> **Records excerpted from a collection**:
(begin)

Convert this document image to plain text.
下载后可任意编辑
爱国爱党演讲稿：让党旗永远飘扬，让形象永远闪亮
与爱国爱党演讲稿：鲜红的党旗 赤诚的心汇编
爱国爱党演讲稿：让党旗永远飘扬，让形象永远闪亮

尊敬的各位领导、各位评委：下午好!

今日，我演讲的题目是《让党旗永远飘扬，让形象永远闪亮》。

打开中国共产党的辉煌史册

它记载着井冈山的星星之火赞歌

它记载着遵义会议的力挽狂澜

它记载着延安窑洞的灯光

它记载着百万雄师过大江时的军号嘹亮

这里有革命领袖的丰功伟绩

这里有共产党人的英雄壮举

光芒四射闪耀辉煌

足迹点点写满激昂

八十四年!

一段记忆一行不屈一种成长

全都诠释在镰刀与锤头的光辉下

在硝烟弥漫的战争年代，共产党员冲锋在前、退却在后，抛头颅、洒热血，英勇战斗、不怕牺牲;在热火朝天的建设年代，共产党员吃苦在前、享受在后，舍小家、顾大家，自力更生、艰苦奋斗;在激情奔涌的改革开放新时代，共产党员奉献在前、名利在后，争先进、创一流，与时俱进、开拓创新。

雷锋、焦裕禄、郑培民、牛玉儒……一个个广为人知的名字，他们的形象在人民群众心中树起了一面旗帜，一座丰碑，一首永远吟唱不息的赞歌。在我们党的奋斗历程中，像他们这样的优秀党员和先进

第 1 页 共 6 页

(end)

> **WORK REQUIRED**: Copy all data exactly, start to finish.

> **TASK SOLUTION**:
Convert this document image to plain text.
下载后可任意编辑
爱国爱党演讲稿：让党旗永远飘扬，让形象永远闪亮
与爱国爱党演讲稿：鲜红的党旗 赤诚的心汇编
爱国爱党演讲稿：让党旗永远飘扬，让形象永远闪亮

尊敬的各位领导、各位评委：下午好!

今日，我演讲的题目是《让党旗永远飘扬，让形象永远闪亮》。

打开中国共产党的辉煌史册

它记载着井冈山的星星之火赞歌

它记载着遵义会议的力挽狂澜

它记载着延安窑洞的灯光

它记载着百万雄师过大江时的军号嘹亮

这里有革命领袖的丰功伟绩

这里有共产党人的英雄壮举

光芒四射闪耀辉煌

足迹点点写满激昂

八十四年!

一段记忆一行不屈一种成长

全都诠释在镰刀与锤头的光辉下

在硝烟弥漫的战争年代，共产党员冲锋在前、退却在后，抛头颅、洒热血，英勇战斗、不怕牺牲;在热火朝天的建设年代，共产党员吃苦在前、享受在后，舍小家、顾大家，自力更生、艰苦奋斗;在激情奔涌的改革开放新时代，共产党员奉献在前、名利在后，争先进、创一流，与时俱进、开拓创新。

雷锋、焦裕禄、郑培民、牛玉儒……一个个广为人知的名字，他们的形象在人民群众心中树起了一面旗帜，一座丰碑，一首永远吟唱不息的赞歌。在我们党的奋斗历程中，像他们这样的优秀党员和先进

第 1 页 共 6 页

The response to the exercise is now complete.